──────── Task inputs ────────

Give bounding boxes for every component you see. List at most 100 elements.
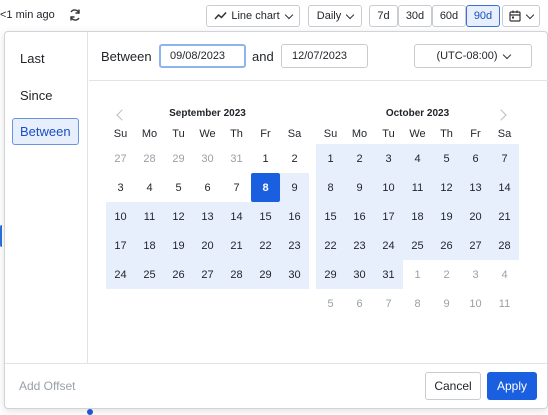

────────
──────── Task inputs ────────

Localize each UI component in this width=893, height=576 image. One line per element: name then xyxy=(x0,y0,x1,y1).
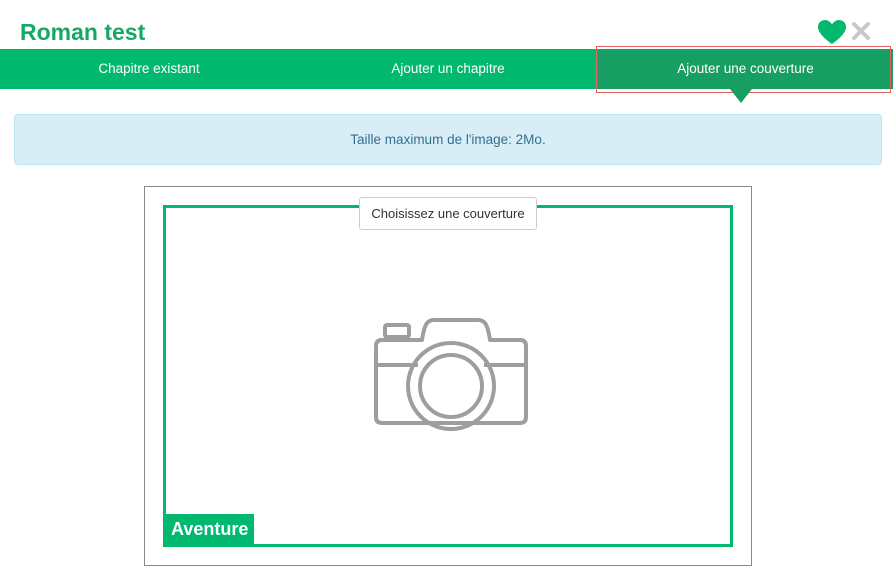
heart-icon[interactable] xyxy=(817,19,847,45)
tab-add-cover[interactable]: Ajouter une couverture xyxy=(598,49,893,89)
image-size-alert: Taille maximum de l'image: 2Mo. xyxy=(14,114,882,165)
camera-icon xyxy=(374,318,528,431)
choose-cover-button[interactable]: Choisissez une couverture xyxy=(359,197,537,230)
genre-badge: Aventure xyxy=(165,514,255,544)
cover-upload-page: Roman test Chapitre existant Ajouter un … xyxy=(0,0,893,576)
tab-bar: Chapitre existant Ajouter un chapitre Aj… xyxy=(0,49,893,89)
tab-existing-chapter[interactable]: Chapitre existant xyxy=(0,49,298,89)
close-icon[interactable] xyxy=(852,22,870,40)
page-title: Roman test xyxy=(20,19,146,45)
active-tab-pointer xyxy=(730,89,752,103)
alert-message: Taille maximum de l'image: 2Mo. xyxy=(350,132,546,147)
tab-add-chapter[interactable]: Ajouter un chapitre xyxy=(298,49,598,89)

────────

◆ **What you are asked to do**: Please set down, without any change, every line from the one containing "Localize each UI" through the one containing "tab-add-chapter[interactable]: Ajouter un", including both of those lines, and leave out the pictures.

◆ **Written answer**:
Localize each UI component in this width=893, height=576 image. One line per element: name then xyxy=(x0,y0,x1,y1).
heart-icon[interactable] xyxy=(817,19,847,45)
tab-add-cover[interactable]: Ajouter une couverture xyxy=(598,49,893,89)
image-size-alert: Taille maximum de l'image: 2Mo. xyxy=(14,114,882,165)
camera-icon xyxy=(374,318,528,431)
choose-cover-button[interactable]: Choisissez une couverture xyxy=(359,197,537,230)
genre-badge: Aventure xyxy=(165,514,255,544)
cover-upload-page: Roman test Chapitre existant Ajouter un … xyxy=(0,0,893,576)
tab-bar: Chapitre existant Ajouter un chapitre Aj… xyxy=(0,49,893,89)
tab-existing-chapter[interactable]: Chapitre existant xyxy=(0,49,298,89)
close-icon[interactable] xyxy=(852,22,870,40)
page-title: Roman test xyxy=(20,19,146,45)
active-tab-pointer xyxy=(730,89,752,103)
alert-message: Taille maximum de l'image: 2Mo. xyxy=(350,132,546,147)
tab-add-chapter[interactable]: Ajouter un chapitre xyxy=(298,49,598,89)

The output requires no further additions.